Prompt: Gather each line of the entries below that includes "ylabel".

Information shown:
(begin)
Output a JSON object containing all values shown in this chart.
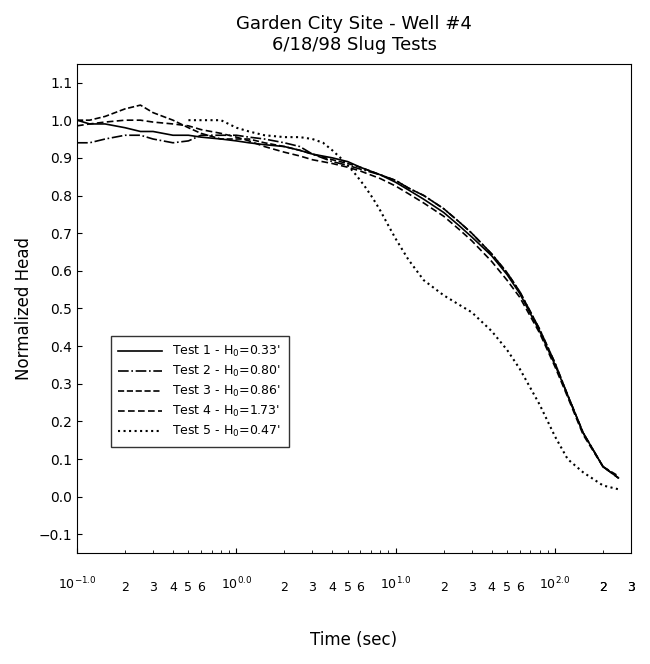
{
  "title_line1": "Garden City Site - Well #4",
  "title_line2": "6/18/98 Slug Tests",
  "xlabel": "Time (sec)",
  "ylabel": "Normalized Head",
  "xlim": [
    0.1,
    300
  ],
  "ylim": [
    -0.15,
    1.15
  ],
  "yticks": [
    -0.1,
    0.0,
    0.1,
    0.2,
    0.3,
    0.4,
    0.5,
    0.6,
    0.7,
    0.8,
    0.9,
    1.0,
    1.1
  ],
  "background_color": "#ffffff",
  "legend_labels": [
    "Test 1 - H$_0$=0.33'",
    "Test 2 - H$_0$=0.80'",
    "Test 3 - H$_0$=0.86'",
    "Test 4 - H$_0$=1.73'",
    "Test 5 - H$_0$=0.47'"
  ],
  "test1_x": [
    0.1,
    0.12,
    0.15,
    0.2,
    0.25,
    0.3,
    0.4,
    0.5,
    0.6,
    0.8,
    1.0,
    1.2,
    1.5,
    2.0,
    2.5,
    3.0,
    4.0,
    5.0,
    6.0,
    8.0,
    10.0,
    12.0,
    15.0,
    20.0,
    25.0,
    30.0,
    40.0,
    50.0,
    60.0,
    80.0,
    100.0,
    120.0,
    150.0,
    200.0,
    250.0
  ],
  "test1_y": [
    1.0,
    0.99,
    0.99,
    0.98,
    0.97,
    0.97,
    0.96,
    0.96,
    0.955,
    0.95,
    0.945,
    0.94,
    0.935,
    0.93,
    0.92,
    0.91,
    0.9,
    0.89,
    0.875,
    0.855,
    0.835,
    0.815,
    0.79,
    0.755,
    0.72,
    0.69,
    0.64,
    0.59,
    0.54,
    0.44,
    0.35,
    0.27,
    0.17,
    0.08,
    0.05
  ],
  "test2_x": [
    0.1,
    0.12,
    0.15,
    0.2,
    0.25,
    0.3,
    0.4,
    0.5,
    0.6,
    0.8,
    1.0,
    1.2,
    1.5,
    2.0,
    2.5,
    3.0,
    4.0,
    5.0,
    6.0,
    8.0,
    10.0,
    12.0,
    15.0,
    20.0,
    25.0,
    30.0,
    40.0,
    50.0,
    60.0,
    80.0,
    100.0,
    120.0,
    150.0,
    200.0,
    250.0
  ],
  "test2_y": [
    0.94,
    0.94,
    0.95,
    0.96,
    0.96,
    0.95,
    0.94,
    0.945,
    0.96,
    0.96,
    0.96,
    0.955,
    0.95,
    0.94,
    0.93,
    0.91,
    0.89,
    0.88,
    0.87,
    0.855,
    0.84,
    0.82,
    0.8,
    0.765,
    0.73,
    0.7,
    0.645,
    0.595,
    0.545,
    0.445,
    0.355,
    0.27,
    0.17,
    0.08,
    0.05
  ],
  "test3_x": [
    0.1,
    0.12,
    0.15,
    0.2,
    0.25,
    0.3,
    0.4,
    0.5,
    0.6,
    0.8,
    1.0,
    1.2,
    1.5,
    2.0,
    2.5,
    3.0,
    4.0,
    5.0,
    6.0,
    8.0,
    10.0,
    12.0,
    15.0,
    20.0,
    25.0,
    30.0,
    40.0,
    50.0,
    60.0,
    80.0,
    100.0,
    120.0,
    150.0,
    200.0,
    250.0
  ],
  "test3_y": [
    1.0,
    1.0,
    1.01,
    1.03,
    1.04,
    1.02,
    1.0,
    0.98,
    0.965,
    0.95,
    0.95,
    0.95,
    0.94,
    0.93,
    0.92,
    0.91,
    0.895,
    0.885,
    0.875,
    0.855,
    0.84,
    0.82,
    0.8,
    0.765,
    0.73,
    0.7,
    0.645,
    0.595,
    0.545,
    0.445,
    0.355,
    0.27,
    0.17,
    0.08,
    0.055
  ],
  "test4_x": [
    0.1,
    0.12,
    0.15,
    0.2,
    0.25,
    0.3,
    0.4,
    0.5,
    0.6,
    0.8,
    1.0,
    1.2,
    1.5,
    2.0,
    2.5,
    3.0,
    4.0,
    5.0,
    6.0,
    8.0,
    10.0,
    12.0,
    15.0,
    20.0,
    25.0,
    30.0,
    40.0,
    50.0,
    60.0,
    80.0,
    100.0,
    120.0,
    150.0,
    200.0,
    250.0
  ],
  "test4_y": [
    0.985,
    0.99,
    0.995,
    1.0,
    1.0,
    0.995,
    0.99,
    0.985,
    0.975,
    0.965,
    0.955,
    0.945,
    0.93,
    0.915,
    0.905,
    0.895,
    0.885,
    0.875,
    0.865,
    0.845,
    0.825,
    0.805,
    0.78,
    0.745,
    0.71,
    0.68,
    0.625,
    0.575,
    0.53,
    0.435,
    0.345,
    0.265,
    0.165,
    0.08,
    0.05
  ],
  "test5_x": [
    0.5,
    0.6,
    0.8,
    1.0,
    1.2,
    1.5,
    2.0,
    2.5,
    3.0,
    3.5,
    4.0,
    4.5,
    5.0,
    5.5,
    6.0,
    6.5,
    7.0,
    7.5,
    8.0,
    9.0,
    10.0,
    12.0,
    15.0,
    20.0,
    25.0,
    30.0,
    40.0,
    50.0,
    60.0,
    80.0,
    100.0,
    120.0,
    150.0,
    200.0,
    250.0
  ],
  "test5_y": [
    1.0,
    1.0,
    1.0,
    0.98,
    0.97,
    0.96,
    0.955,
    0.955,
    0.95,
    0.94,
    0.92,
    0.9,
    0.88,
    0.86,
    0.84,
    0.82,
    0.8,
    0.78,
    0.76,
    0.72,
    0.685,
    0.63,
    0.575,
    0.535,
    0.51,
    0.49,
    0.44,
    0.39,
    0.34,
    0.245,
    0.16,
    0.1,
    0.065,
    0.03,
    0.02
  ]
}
(end)
(begin)
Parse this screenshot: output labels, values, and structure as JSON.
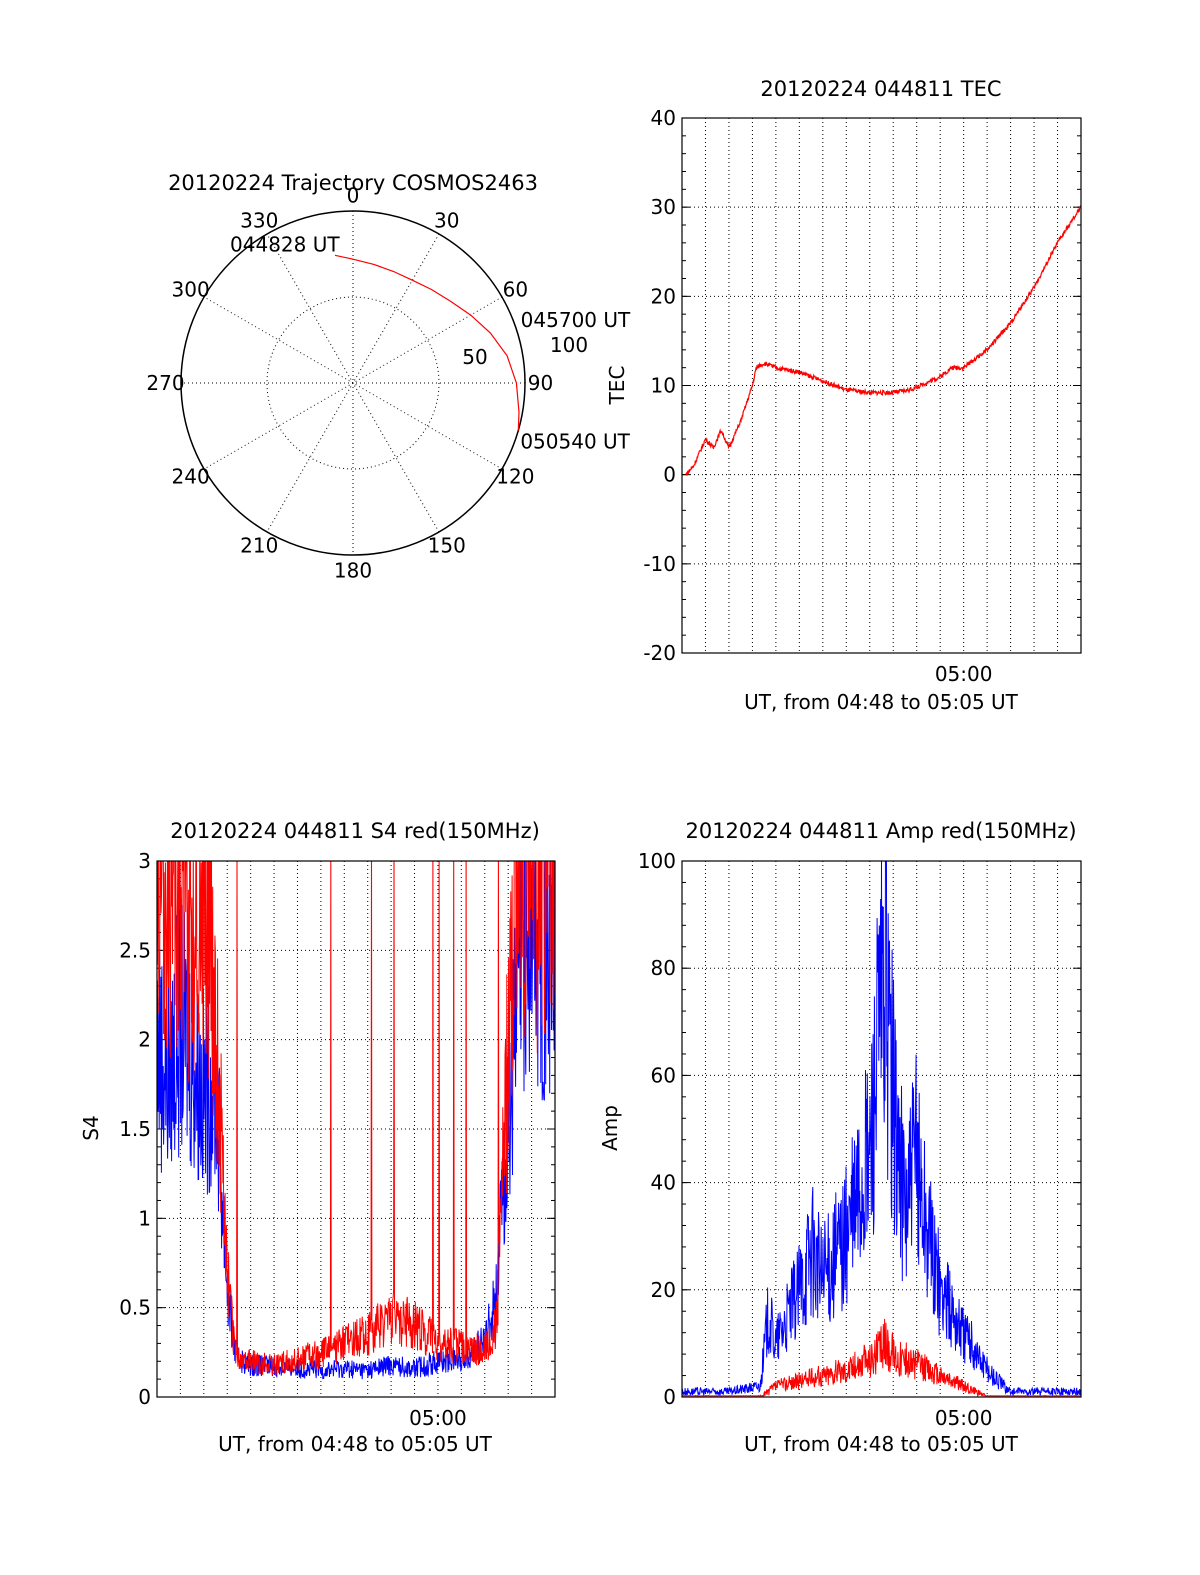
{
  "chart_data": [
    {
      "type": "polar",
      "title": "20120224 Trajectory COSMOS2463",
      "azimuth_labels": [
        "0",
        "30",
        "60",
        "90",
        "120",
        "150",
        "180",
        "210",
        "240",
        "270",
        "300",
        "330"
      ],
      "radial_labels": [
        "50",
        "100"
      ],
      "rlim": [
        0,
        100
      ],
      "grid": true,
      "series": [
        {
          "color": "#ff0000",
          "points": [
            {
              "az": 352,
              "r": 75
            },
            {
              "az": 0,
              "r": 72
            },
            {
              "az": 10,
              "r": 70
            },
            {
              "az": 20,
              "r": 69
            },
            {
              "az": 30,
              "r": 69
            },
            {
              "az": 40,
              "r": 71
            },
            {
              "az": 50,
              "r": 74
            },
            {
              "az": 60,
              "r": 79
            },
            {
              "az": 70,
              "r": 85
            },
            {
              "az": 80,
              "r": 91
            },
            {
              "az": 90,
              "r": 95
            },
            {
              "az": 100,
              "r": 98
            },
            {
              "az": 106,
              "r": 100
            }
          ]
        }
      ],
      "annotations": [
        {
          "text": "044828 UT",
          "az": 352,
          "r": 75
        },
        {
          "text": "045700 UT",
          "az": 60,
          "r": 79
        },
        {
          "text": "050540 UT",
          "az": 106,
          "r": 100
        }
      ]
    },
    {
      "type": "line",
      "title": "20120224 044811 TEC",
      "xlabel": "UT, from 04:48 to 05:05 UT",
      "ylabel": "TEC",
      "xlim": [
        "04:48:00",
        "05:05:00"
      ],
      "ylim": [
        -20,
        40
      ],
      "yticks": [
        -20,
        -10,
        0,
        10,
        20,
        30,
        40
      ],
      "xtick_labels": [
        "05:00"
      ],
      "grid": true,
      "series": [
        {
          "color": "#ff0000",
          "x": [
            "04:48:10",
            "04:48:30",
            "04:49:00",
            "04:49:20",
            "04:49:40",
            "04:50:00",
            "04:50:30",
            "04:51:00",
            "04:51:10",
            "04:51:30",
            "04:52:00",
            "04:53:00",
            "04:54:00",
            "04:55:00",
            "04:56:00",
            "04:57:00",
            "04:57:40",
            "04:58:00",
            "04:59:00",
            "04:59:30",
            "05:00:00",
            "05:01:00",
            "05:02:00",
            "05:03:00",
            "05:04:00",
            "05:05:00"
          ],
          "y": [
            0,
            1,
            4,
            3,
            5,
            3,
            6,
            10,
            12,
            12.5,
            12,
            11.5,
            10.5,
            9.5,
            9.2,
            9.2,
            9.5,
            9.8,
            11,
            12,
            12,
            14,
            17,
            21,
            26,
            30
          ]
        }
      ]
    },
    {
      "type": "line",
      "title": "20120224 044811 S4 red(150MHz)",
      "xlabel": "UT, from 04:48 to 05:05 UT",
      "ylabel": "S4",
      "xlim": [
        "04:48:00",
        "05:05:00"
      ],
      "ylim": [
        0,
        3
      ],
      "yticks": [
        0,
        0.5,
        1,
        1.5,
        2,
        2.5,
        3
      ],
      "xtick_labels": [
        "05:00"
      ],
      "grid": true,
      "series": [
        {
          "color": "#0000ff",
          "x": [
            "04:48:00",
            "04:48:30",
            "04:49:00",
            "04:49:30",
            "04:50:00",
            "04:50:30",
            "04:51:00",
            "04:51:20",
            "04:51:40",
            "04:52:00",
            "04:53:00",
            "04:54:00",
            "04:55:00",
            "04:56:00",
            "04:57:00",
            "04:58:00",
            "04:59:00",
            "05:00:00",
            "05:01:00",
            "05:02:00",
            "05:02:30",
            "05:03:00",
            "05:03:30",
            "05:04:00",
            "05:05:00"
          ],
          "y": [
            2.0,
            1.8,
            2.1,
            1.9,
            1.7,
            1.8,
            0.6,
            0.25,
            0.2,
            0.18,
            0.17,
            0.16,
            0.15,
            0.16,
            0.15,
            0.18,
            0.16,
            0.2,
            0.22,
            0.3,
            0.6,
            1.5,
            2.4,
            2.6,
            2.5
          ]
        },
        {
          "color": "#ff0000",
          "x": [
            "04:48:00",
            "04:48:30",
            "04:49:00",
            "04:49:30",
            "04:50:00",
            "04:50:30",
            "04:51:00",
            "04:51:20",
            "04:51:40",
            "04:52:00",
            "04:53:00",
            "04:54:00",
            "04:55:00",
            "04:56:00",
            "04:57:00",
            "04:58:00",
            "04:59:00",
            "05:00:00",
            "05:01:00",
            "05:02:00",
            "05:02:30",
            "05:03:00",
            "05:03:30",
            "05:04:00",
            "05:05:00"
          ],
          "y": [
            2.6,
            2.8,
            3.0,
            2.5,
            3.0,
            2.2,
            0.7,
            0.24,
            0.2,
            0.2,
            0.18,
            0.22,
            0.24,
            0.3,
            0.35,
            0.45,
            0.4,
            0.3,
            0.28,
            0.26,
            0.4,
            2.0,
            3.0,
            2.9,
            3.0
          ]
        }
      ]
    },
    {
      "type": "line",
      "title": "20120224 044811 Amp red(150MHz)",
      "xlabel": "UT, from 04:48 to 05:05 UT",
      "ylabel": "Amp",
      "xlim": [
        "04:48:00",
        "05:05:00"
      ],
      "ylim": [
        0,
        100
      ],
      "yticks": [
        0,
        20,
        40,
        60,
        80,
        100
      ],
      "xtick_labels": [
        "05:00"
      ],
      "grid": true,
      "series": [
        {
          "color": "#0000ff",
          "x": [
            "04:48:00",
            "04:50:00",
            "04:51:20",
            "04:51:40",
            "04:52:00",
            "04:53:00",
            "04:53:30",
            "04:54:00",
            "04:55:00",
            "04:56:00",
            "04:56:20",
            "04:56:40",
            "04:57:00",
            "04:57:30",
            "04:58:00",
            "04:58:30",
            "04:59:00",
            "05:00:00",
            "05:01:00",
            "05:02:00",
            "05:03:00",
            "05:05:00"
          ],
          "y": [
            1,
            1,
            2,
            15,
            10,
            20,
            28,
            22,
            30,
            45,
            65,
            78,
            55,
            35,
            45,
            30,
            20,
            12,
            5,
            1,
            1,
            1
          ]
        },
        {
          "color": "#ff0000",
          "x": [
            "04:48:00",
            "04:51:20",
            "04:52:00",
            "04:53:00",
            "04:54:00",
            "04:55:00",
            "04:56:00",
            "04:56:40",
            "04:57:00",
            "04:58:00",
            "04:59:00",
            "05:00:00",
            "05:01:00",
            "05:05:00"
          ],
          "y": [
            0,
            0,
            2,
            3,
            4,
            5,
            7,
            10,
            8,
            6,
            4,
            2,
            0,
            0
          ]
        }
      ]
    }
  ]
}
(end)
Task answer:
  "ylabel": "Normalized Head",
      "ylabel": "TEC",
      "ylabel": "S4",
      "ylabel": "Amp",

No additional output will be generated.